• What needs to be done:
Retype every entry in its entirety, without alteration.

• Available data:
········
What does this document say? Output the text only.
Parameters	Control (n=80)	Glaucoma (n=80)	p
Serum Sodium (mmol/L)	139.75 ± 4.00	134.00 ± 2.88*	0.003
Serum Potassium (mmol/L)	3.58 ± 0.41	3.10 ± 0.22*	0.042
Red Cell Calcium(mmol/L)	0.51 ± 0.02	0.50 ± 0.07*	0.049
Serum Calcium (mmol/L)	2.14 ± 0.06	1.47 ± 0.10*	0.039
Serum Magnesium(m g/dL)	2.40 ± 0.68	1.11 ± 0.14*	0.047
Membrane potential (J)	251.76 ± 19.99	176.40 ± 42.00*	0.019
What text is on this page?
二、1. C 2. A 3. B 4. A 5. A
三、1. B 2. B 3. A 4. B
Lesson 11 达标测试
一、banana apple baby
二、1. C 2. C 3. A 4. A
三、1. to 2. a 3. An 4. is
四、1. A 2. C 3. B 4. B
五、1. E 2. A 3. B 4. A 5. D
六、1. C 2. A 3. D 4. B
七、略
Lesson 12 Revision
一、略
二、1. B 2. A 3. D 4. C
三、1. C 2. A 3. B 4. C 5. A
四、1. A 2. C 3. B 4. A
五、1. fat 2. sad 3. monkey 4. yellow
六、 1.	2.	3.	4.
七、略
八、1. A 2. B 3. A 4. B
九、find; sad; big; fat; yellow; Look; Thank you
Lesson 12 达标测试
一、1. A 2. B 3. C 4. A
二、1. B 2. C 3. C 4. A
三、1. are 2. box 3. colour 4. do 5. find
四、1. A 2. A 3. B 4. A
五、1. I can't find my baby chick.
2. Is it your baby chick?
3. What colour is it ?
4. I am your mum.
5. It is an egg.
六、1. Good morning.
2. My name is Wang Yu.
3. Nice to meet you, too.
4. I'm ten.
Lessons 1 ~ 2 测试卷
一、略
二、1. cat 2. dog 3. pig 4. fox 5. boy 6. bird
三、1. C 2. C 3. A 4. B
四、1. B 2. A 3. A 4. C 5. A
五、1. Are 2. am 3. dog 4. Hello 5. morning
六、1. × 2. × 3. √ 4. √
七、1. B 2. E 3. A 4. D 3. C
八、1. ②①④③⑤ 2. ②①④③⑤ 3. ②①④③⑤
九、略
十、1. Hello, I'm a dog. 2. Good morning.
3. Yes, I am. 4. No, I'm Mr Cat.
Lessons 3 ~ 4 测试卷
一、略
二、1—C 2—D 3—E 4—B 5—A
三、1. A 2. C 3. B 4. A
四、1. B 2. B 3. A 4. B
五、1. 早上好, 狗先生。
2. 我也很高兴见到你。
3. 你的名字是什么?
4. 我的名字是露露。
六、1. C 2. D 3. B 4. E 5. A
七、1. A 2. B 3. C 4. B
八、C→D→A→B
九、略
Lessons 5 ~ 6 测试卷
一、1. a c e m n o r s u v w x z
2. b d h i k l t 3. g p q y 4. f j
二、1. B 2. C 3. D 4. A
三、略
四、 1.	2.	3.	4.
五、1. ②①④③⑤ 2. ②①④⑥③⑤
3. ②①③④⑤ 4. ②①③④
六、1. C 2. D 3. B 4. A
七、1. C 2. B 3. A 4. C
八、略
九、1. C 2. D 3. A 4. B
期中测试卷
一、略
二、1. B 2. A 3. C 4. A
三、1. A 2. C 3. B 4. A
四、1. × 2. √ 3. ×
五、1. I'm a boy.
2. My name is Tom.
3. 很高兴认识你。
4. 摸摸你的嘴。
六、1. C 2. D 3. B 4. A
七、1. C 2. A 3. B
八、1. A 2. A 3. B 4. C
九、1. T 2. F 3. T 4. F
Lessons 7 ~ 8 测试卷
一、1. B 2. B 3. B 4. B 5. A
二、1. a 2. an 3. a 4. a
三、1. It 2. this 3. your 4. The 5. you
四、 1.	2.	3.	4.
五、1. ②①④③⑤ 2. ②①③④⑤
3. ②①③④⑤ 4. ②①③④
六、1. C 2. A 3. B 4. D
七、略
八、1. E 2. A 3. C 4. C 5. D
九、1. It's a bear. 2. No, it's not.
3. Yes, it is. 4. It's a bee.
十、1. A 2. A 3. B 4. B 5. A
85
········
• Solution below:
What does this document say? Output the text only.
Parameters	Control (n=80)	Glaucoma (n=80)	p
Serum Sodium (mmol/L)	139.75 ± 4.00	134.00 ± 2.88*	0.003
Serum Potassium (mmol/L)	3.58 ± 0.41	3.10 ± 0.22*	0.042
Red Cell Calcium(mmol/L)	0.51 ± 0.02	0.50 ± 0.07*	0.049
Serum Calcium (mmol/L)	2.14 ± 0.06	1.47 ± 0.10*	0.039
Serum Magnesium(m g/dL)	2.40 ± 0.68	1.11 ± 0.14*	0.047
Membrane potential (J)	251.76 ± 19.99	176.40 ± 42.00*	0.019
What text is on this page?
二、1. C 2. A 3. B 4. A 5. A
三、1. B 2. B 3. A 4. B
Lesson 11 达标测试
一、banana apple baby
二、1. C 2. C 3. A 4. A
三、1. to 2. a 3. An 4. is
四、1. A 2. C 3. B 4. B
五、1. E 2. A 3. B 4. A 5. D
六、1. C 2. A 3. D 4. B
七、略
Lesson 12 Revision
一、略
二、1. B 2. A 3. D 4. C
三、1. C 2. A 3. B 4. C 5. A
四、1. A 2. C 3. B 4. A
五、1. fat 2. sad 3. monkey 4. yellow
六、 1.	2.	3.	4.
七、略
八、1. A 2. B 3. A 4. B
九、find; sad; big; fat; yellow; Look; Thank you
Lesson 12 达标测试
一、1. A 2. B 3. C 4. A
二、1. B 2. C 3. C 4. A
三、1. are 2. box 3. colour 4. do 5. find
四、1. A 2. A 3. B 4. A
五、1. I can't find my baby chick.
2. Is it your baby chick?
3. What colour is it ?
4. I am your mum.
5. It is an egg.
六、1. Good morning.
2. My name is Wang Yu.
3. Nice to meet you, too.
4. I'm ten.
Lessons 1 ~ 2 测试卷
一、略
二、1. cat 2. dog 3. pig 4. fox 5. boy 6. bird
三、1. C 2. C 3. A 4. B
四、1. B 2. A 3. A 4. C 5. A
五、1. Are 2. am 3. dog 4. Hello 5. morning
六、1. × 2. × 3. √ 4. √
七、1. B 2. E 3. A 4. D 3. C
八、1. ②①④③⑤ 2. ②①④③⑤ 3. ②①④③⑤
九、略
十、1. Hello, I'm a dog. 2. Good morning.
3. Yes, I am. 4. No, I'm Mr Cat.
Lessons 3 ~ 4 测试卷
一、略
二、1—C 2—D 3—E 4—B 5—A
三、1. A 2. C 3. B 4. A
四、1. B 2. B 3. A 4. B
五、1. 早上好, 狗先生。
2. 我也很高兴见到你。
3. 你的名字是什么?
4. 我的名字是露露。
六、1. C 2. D 3. B 4. E 5. A
七、1. A 2. B 3. C 4. B
八、C→D→A→B
九、略
Lessons 5 ~ 6 测试卷
一、1. a c e m n o r s u v w x z
2. b d h i k l t 3. g p q y 4. f j
二、1. B 2. C 3. D 4. A
三、略
四、 1.	2.	3.	4.
五、1. ②①④③⑤ 2. ②①④⑥③⑤
3. ②①③④⑤ 4. ②①③④
六、1. C 2. D 3. B 4. A
七、1. C 2. B 3. A 4. C
八、略
九、1. C 2. D 3. A 4. B
期中测试卷
一、略
二、1. B 2. A 3. C 4. A
三、1. A 2. C 3. B 4. A
四、1. × 2. √ 3. ×
五、1. I'm a boy.
2. My name is Tom.
3. 很高兴认识你。
4. 摸摸你的嘴。
六、1. C 2. D 3. B 4. A
七、1. C 2. A 3. B
八、1. A 2. A 3. B 4. C
九、1. T 2. F 3. T 4. F
Lessons 7 ~ 8 测试卷
一、1. B 2. B 3. B 4. B 5. A
二、1. a 2. an 3. a 4. a
三、1. It 2. this 3. your 4. The 5. you
四、 1.	2.	3.	4.
五、1. ②①④③⑤ 2. ②①③④⑤
3. ②①③④⑤ 4. ②①③④
六、1. C 2. A 3. B 4. D
七、略
八、1. E 2. A 3. C 4. C 5. D
九、1. It's a bear. 2. No, it's not.
3. Yes, it is. 4. It's a bee.
十、1. A 2. A 3. B 4. B 5. A
85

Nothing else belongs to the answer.